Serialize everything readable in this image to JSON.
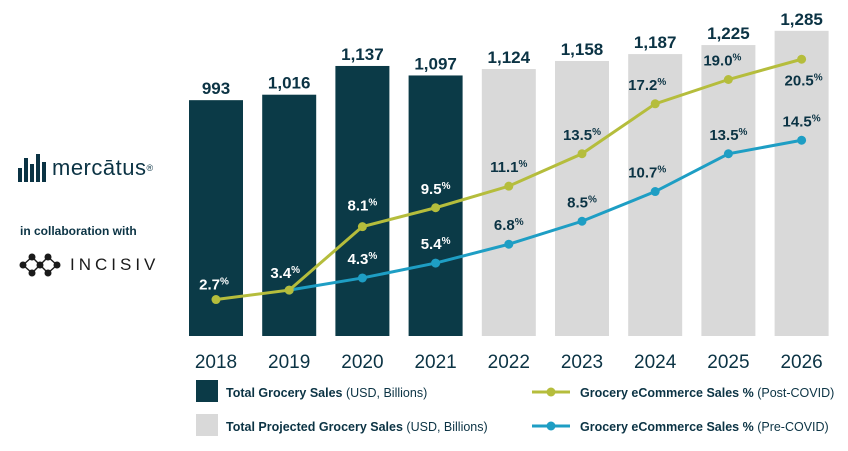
{
  "logos": {
    "brand": "mercātus",
    "registered_mark": "®",
    "collaboration_text": "in collaboration with",
    "partner": "INCISIV"
  },
  "colors": {
    "actual_bar": "#0b3a47",
    "projected_bar": "#d9d9d9",
    "post_covid_line": "#b5bd3c",
    "pre_covid_line": "#1e9ec4",
    "label_text": "#0b3344"
  },
  "chart_data": {
    "type": "bar",
    "title": "",
    "categories": [
      "2018",
      "2019",
      "2020",
      "2021",
      "2022",
      "2023",
      "2024",
      "2025",
      "2026"
    ],
    "ylim": [
      0,
      1300
    ],
    "series": [
      {
        "name": "Total Grocery Sales",
        "type": "bar",
        "values": [
          993,
          1016,
          1137,
          1097,
          null,
          null,
          null,
          null,
          null
        ],
        "labels": [
          "993",
          "1,016",
          "1,137",
          "1,097",
          "",
          "",
          "",
          "",
          ""
        ]
      },
      {
        "name": "Total Projected Grocery Sales",
        "type": "bar",
        "values": [
          null,
          null,
          null,
          null,
          1124,
          1158,
          1187,
          1225,
          1285
        ],
        "labels": [
          "",
          "",
          "",
          "",
          "1,124",
          "1,158",
          "1,187",
          "1,225",
          "1,285"
        ]
      },
      {
        "name": "Grocery eCommerce Sales % (Post-COVID)",
        "type": "line",
        "values": [
          2.7,
          3.4,
          8.1,
          9.5,
          11.1,
          13.5,
          17.2,
          19.0,
          20.5
        ]
      },
      {
        "name": "Grocery eCommerce Sales % (Pre-COVID)",
        "type": "line",
        "values": [
          null,
          3.4,
          4.3,
          5.4,
          6.8,
          8.5,
          10.7,
          13.5,
          14.5
        ]
      }
    ],
    "pct_ylim": [
      0,
      22
    ],
    "pct_labels": [
      {
        "series": "post",
        "index": 0,
        "num": "2.7",
        "sym": "%"
      },
      {
        "series": "post",
        "index": 1,
        "num": "3.4",
        "sym": "%"
      },
      {
        "series": "post",
        "index": 2,
        "num": "8.1",
        "sym": "%"
      },
      {
        "series": "post",
        "index": 3,
        "num": "9.5",
        "sym": "%"
      },
      {
        "series": "post",
        "index": 4,
        "num": "11.1",
        "sym": "%"
      },
      {
        "series": "post",
        "index": 5,
        "num": "13.5",
        "sym": "%"
      },
      {
        "series": "post",
        "index": 6,
        "num": "17.2",
        "sym": "%"
      },
      {
        "series": "post",
        "index": 7,
        "num": "19.0",
        "sym": "%"
      },
      {
        "series": "post",
        "index": 8,
        "num": "20.5",
        "sym": "%"
      },
      {
        "series": "pre",
        "index": 2,
        "num": "4.3",
        "sym": "%"
      },
      {
        "series": "pre",
        "index": 3,
        "num": "5.4",
        "sym": "%"
      },
      {
        "series": "pre",
        "index": 4,
        "num": "6.8",
        "sym": "%"
      },
      {
        "series": "pre",
        "index": 5,
        "num": "8.5",
        "sym": "%"
      },
      {
        "series": "pre",
        "index": 6,
        "num": "10.7",
        "sym": "%"
      },
      {
        "series": "pre",
        "index": 7,
        "num": "13.5",
        "sym": "%"
      },
      {
        "series": "pre",
        "index": 8,
        "num": "14.5",
        "sym": "%"
      }
    ],
    "legend": [
      {
        "kind": "bar-actual",
        "bold": "Total Grocery Sales",
        "normal": " (USD, Billions)"
      },
      {
        "kind": "line-post",
        "bold": "Grocery eCommerce Sales %",
        "normal": " (Post-COVID)"
      },
      {
        "kind": "bar-projected",
        "bold": "Total Projected Grocery Sales",
        "normal": " (USD, Billions)"
      },
      {
        "kind": "line-pre",
        "bold": "Grocery eCommerce Sales %",
        "normal": " (Pre-COVID)"
      }
    ],
    "legend_position": "bottom"
  }
}
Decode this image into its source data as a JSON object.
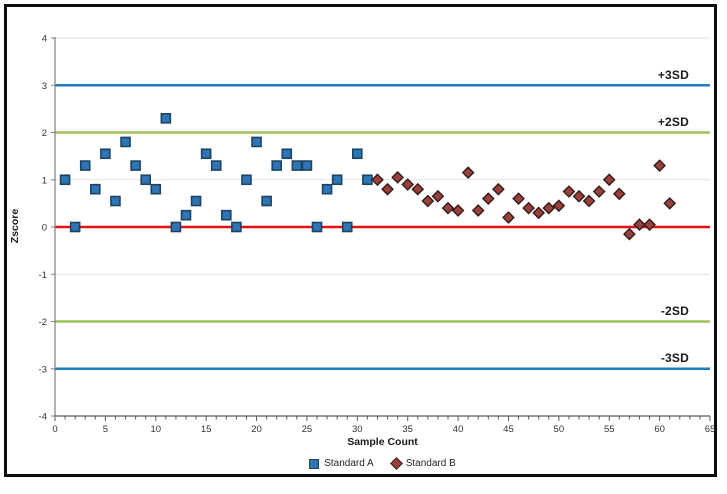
{
  "chart_data": {
    "type": "scatter",
    "title": "",
    "xlabel": "Sample Count",
    "ylabel": "Zscore",
    "xlim": [
      0,
      65
    ],
    "ylim": [
      -4,
      4
    ],
    "x_ticks": [
      0,
      5,
      10,
      15,
      20,
      25,
      30,
      35,
      40,
      45,
      50,
      55,
      60,
      65
    ],
    "x_minor_tick_step": 1,
    "y_ticks": [
      -4,
      -3,
      -2,
      -1,
      0,
      1,
      2,
      3,
      4
    ],
    "grid": "horizontal-light-gray",
    "legend_position": "bottom-center",
    "colors": {
      "grid": "#e2e2e2",
      "axis": "#7f7f7f",
      "tick_text": "#333333",
      "sd3_line": "#1f7ec2",
      "sd2_line": "#9cc359",
      "center_line": "#e31212"
    },
    "series": [
      {
        "name": "Standard A",
        "marker": "square",
        "fill": "#2e75b6",
        "stroke": "#1c4460",
        "x": [
          1,
          2,
          3,
          4,
          5,
          6,
          7,
          8,
          9,
          10,
          11,
          12,
          13,
          14,
          15,
          16,
          17,
          18,
          19,
          20,
          21,
          22,
          23,
          24,
          25,
          26,
          27,
          28,
          29,
          30,
          31
        ],
        "y": [
          1.0,
          0.0,
          1.3,
          0.8,
          1.55,
          0.55,
          1.8,
          1.3,
          1.0,
          0.8,
          2.3,
          0.0,
          0.25,
          0.55,
          1.55,
          1.3,
          0.25,
          0.0,
          1.0,
          1.8,
          0.55,
          1.3,
          1.55,
          1.3,
          1.3,
          0.0,
          0.8,
          1.0,
          0.0,
          1.55,
          1.0
        ]
      },
      {
        "name": "Standard B",
        "marker": "diamond",
        "fill": "#9a3f39",
        "stroke": "#301d1c",
        "x": [
          32,
          33,
          34,
          35,
          36,
          37,
          38,
          39,
          40,
          41,
          42,
          43,
          44,
          45,
          46,
          47,
          48,
          49,
          50,
          51,
          52,
          53,
          54,
          55,
          56,
          57,
          58,
          59,
          60,
          61
        ],
        "y": [
          1.0,
          0.8,
          1.05,
          0.9,
          0.8,
          0.55,
          0.65,
          0.4,
          0.35,
          1.15,
          0.35,
          0.6,
          0.8,
          0.2,
          0.6,
          0.4,
          0.3,
          0.4,
          0.45,
          0.75,
          0.65,
          0.55,
          0.75,
          1.0,
          0.7,
          -0.15,
          0.05,
          0.05,
          1.3,
          0.5
        ]
      }
    ],
    "ref_lines": [
      {
        "label": "+3SD",
        "y": 3,
        "color": "#1f7ec2"
      },
      {
        "label": "+2SD",
        "y": 2,
        "color": "#9cc359"
      },
      {
        "label": "",
        "y": 0,
        "color": "#e31212"
      },
      {
        "label": "-2SD",
        "y": -2,
        "color": "#9cc359"
      },
      {
        "label": "-3SD",
        "y": -3,
        "color": "#1f7ec2"
      }
    ]
  },
  "legend": {
    "items": [
      {
        "label": "Standard A"
      },
      {
        "label": "Standard B"
      }
    ]
  }
}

> **GIVEN TASK**: Return each full line of the entries that contains the word "eCommerce".

> **ANSWER TO THIS EXERCISE**:
        "name": "Grocery eCommerce Sales % (Post-COVID)",
        "name": "Grocery eCommerce Sales % (Pre-COVID)",
        "bold": "Grocery eCommerce Sales %",
        "bold": "Grocery eCommerce Sales %",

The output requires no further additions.